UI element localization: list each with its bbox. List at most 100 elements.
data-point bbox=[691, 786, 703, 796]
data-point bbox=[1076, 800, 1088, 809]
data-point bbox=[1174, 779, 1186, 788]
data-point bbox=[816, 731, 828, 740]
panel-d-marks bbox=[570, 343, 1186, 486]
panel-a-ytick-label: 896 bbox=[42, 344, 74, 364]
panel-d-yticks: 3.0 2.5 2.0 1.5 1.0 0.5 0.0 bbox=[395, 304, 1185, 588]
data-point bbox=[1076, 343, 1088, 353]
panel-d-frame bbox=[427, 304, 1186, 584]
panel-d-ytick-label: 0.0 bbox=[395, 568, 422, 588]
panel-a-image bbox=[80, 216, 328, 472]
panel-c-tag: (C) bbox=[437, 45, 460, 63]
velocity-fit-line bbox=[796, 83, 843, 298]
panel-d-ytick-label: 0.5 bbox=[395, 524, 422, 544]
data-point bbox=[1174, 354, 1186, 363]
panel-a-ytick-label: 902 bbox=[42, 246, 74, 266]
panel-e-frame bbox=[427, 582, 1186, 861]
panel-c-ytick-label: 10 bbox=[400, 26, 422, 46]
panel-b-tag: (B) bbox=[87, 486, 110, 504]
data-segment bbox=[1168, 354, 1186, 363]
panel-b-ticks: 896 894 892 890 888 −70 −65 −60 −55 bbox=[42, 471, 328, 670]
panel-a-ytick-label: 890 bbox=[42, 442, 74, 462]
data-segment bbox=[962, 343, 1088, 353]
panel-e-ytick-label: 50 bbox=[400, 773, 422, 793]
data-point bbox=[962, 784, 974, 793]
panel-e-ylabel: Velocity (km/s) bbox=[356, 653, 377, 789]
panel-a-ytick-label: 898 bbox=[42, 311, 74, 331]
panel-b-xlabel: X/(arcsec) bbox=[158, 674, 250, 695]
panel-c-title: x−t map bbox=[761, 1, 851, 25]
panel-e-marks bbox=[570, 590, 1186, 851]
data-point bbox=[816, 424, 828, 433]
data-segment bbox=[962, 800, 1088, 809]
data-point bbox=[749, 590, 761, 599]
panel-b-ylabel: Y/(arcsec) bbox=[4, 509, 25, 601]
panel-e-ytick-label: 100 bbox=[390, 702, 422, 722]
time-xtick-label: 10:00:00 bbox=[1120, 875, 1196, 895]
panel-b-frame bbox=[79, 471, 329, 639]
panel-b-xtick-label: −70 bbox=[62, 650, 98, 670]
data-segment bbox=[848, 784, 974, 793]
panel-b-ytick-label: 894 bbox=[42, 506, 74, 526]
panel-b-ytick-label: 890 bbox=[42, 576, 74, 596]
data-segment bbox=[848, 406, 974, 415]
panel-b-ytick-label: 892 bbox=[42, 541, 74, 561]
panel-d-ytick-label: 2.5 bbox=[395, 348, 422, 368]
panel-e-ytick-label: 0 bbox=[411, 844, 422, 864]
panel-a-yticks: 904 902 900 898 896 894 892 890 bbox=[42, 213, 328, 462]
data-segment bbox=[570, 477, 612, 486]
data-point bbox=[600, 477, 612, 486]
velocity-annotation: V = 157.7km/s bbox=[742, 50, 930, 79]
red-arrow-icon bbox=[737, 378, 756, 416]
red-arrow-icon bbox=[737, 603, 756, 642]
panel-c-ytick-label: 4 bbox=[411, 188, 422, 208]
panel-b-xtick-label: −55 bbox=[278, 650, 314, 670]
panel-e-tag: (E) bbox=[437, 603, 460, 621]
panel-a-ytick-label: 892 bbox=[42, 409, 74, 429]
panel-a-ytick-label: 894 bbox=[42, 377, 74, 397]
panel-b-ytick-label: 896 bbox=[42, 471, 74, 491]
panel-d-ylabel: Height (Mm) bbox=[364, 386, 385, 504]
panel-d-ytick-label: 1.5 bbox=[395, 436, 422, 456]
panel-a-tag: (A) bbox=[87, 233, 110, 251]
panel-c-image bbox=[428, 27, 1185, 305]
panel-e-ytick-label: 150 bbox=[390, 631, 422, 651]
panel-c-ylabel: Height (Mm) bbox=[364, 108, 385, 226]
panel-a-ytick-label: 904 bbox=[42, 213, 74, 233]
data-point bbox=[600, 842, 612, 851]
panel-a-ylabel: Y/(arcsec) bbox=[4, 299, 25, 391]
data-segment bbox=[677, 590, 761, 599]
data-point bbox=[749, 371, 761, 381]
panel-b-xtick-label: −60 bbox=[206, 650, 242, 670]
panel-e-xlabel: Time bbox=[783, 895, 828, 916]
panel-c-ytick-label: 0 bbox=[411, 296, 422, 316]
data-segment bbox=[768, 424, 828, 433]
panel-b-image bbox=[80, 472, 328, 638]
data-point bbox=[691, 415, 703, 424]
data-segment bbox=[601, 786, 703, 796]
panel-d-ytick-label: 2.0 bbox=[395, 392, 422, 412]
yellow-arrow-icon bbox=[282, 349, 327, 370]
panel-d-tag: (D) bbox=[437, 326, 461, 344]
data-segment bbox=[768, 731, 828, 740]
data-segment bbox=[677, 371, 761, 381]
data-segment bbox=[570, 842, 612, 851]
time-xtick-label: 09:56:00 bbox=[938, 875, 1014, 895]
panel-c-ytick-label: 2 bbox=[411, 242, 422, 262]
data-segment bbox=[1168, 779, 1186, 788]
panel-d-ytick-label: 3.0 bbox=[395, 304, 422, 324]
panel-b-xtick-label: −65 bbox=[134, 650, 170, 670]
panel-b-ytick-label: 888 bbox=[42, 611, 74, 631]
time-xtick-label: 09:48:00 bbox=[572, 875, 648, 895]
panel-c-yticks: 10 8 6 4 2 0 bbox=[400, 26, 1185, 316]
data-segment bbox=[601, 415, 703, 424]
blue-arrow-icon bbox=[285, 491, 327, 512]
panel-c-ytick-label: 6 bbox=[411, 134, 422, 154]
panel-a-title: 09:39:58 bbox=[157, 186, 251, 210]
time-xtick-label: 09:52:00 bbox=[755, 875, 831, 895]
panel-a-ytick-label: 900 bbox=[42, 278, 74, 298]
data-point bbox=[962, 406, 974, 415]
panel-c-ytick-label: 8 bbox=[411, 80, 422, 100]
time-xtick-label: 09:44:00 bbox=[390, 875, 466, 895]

* * * * * * *

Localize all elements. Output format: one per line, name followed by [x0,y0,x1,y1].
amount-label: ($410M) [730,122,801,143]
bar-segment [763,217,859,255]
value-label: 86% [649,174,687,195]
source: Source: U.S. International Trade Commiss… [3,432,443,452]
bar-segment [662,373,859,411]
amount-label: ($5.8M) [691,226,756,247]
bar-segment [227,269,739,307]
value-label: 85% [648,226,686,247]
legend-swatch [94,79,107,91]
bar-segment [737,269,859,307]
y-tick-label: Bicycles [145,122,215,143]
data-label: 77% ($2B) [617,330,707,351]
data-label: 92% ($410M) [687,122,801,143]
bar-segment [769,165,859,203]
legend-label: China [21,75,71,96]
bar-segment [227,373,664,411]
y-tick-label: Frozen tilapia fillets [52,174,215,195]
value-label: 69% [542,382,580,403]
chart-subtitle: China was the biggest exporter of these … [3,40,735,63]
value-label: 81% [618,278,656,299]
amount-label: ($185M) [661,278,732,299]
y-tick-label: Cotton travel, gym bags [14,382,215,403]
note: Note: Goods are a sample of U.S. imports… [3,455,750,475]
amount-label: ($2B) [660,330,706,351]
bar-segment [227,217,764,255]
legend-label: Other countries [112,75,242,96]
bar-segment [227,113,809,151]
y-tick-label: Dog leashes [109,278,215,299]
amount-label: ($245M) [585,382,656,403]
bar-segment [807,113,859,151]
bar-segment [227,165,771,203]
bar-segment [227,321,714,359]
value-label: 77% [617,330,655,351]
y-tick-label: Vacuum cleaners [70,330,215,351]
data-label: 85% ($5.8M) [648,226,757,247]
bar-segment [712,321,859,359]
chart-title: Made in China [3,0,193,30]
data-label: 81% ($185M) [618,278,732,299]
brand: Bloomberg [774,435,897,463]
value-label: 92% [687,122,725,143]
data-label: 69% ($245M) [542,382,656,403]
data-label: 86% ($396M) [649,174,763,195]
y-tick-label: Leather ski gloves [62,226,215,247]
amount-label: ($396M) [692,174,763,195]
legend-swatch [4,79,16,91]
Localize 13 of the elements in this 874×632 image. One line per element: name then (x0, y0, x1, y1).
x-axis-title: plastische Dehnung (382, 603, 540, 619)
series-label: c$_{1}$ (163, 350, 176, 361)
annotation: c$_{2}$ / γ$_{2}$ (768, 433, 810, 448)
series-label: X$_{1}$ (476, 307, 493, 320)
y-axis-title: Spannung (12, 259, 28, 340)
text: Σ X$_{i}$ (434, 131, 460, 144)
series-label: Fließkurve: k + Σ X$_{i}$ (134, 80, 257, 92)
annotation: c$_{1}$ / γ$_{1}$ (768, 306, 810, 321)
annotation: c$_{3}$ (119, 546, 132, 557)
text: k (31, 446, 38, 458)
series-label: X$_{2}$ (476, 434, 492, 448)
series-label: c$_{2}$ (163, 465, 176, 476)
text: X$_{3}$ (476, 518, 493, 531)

* * * * * * *

- _What the task requires_: Report every line of the listing above that contains the string "Localize", copying each line in full. Case counts.

- _Exercise response_:
Localize all elements. Output format: one per line, name followed by [x0,y0,x1,y1].
Localize 13 of the elements in this 874×632 image. One line per element: name then (x0, y0, x1, y1).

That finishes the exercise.